WORK REQUIRED » Every record here should be printed again exactly.

Extracted data entries »
-*-*-
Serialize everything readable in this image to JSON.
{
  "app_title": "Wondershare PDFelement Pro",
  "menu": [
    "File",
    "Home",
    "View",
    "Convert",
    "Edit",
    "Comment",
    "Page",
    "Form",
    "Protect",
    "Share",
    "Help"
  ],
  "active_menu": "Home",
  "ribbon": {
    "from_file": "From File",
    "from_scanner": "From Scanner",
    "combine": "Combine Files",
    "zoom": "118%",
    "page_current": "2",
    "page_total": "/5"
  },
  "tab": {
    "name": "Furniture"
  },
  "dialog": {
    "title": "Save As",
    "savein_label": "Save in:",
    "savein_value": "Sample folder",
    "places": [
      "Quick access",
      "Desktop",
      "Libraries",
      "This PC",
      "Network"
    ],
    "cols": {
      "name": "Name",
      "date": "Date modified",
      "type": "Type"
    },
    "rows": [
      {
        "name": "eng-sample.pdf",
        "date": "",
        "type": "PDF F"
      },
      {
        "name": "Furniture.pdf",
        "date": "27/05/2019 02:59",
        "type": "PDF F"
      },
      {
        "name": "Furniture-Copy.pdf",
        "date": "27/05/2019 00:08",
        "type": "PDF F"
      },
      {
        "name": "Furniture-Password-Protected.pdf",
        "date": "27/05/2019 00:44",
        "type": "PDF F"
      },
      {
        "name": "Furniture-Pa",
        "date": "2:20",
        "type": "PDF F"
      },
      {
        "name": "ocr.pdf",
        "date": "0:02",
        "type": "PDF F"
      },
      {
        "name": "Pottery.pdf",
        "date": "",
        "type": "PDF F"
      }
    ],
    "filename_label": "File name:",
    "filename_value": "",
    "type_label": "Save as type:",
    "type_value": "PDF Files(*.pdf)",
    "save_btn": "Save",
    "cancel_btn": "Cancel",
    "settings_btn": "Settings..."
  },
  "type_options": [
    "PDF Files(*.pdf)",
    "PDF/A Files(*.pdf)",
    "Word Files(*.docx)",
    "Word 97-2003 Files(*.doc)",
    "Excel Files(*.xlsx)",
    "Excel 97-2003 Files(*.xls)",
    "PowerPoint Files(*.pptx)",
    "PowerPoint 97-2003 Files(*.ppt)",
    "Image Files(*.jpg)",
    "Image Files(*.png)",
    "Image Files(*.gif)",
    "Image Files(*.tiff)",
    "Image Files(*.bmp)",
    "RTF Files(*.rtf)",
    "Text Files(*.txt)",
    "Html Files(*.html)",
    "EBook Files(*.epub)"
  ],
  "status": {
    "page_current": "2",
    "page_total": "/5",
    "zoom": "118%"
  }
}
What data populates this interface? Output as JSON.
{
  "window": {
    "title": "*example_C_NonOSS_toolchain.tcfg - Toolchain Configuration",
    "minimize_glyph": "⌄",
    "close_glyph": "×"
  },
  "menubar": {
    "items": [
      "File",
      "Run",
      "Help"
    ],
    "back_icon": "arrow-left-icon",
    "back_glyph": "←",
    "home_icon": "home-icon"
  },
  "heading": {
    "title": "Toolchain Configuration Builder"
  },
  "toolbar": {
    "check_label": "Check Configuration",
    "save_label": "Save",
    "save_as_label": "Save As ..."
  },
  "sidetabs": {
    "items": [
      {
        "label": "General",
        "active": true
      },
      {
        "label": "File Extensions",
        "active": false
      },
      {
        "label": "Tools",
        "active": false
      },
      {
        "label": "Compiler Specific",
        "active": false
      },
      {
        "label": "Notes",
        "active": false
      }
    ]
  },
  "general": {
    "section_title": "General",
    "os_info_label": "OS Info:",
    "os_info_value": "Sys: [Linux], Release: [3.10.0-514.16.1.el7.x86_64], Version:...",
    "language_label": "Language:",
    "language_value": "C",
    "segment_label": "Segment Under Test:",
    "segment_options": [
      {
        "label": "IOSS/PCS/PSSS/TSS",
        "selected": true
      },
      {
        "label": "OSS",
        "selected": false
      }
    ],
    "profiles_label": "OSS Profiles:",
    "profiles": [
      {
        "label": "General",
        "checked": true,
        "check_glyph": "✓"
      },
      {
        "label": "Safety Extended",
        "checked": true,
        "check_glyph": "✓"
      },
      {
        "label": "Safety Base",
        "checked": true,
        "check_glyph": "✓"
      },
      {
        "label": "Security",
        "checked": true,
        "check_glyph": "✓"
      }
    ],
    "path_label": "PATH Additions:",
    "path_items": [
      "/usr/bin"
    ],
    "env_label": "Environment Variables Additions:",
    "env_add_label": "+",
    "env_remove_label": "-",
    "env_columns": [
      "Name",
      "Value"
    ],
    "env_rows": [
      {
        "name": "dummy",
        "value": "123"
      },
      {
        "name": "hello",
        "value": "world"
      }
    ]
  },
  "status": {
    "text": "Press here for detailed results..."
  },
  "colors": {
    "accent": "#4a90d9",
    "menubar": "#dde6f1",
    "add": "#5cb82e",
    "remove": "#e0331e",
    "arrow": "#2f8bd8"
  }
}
-*-*-
EXERCISE RESULT »
Serialize everything readable in this image to JSON.
{
  "app_title": "Wondershare PDFelement Pro",
  "menu": [
    "File",
    "Home",
    "View",
    "Convert",
    "Edit",
    "Comment",
    "Page",
    "Form",
    "Protect",
    "Share",
    "Help"
  ],
  "active_menu": "Home",
  "ribbon": {
    "from_file": "From File",
    "from_scanner": "From Scanner",
    "combine": "Combine Files",
    "zoom": "118%",
    "page_current": "2",
    "page_total": "/5"
  },
  "tab": {
    "name": "Furniture"
  },
  "dialog": {
    "title": "Save As",
    "savein_label": "Save in:",
    "savein_value": "Sample folder",
    "places": [
      "Quick access",
      "Desktop",
      "Libraries",
      "This PC",
      "Network"
    ],
    "cols": {
      "name": "Name",
      "date": "Date modified",
      "type": "Type"
    },
    "rows": [
      {
        "name": "eng-sample.pdf",
        "date": "",
        "type": "PDF F"
      },
      {
        "name": "Furniture.pdf",
        "date": "27/05/2019 02:59",
        "type": "PDF F"
      },
      {
        "name": "Furniture-Copy.pdf",
        "date": "27/05/2019 00:08",
        "type": "PDF F"
      },
      {
        "name": "Furniture-Password-Protected.pdf",
        "date": "27/05/2019 00:44",
        "type": "PDF F"
      },
      {
        "name": "Furniture-Pa",
        "date": "2:20",
        "type": "PDF F"
      },
      {
        "name": "ocr.pdf",
        "date": "0:02",
        "type": "PDF F"
      },
      {
        "name": "Pottery.pdf",
        "date": "",
        "type": "PDF F"
      }
    ],
    "filename_label": "File name:",
    "filename_value": "",
    "type_label": "Save as type:",
    "type_value": "PDF Files(*.pdf)",
    "save_btn": "Save",
    "cancel_btn": "Cancel",
    "settings_btn": "Settings..."
  },
  "type_options": [
    "PDF Files(*.pdf)",
    "PDF/A Files(*.pdf)",
    "Word Files(*.docx)",
    "Word 97-2003 Files(*.doc)",
    "Excel Files(*.xlsx)",
    "Excel 97-2003 Files(*.xls)",
    "PowerPoint Files(*.pptx)",
    "PowerPoint 97-2003 Files(*.ppt)",
    "Image Files(*.jpg)",
    "Image Files(*.png)",
    "Image Files(*.gif)",
    "Image Files(*.tiff)",
    "Image Files(*.bmp)",
    "RTF Files(*.rtf)",
    "Text Files(*.txt)",
    "Html Files(*.html)",
    "EBook Files(*.epub)"
  ],
  "status": {
    "page_current": "2",
    "page_total": "/5",
    "zoom": "118%"
  }
}
What data populates this interface? Output as JSON.
{
  "window": {
    "title": "*example_C_NonOSS_toolchain.tcfg - Toolchain Configuration",
    "minimize_glyph": "⌄",
    "close_glyph": "×"
  },
  "menubar": {
    "items": [
      "File",
      "Run",
      "Help"
    ],
    "back_icon": "arrow-left-icon",
    "back_glyph": "←",
    "home_icon": "home-icon"
  },
  "heading": {
    "title": "Toolchain Configuration Builder"
  },
  "toolbar": {
    "check_label": "Check Configuration",
    "save_label": "Save",
    "save_as_label": "Save As ..."
  },
  "sidetabs": {
    "items": [
      {
        "label": "General",
        "active": true
      },
      {
        "label": "File Extensions",
        "active": false
      },
      {
        "label": "Tools",
        "active": false
      },
      {
        "label": "Compiler Specific",
        "active": false
      },
      {
        "label": "Notes",
        "active": false
      }
    ]
  },
  "general": {
    "section_title": "General",
    "os_info_label": "OS Info:",
    "os_info_value": "Sys: [Linux], Release: [3.10.0-514.16.1.el7.x86_64], Version:...",
    "language_label": "Language:",
    "language_value": "C",
    "segment_label": "Segment Under Test:",
    "segment_options": [
      {
        "label": "IOSS/PCS/PSSS/TSS",
        "selected": true
      },
      {
        "label": "OSS",
        "selected": false
      }
    ],
    "profiles_label": "OSS Profiles:",
    "profiles": [
      {
        "label": "General",
        "checked": true,
        "check_glyph": "✓"
      },
      {
        "label": "Safety Extended",
        "checked": true,
        "check_glyph": "✓"
      },
      {
        "label": "Safety Base",
        "checked": true,
        "check_glyph": "✓"
      },
      {
        "label": "Security",
        "checked": true,
        "check_glyph": "✓"
      }
    ],
    "path_label": "PATH Additions:",
    "path_items": [
      "/usr/bin"
    ],
    "env_label": "Environment Variables Additions:",
    "env_add_label": "+",
    "env_remove_label": "-",
    "env_columns": [
      "Name",
      "Value"
    ],
    "env_rows": [
      {
        "name": "dummy",
        "value": "123"
      },
      {
        "name": "hello",
        "value": "world"
      }
    ]
  },
  "status": {
    "text": "Press here for detailed results..."
  },
  "colors": {
    "accent": "#4a90d9",
    "menubar": "#dde6f1",
    "add": "#5cb82e",
    "remove": "#e0331e",
    "arrow": "#2f8bd8"
  }
}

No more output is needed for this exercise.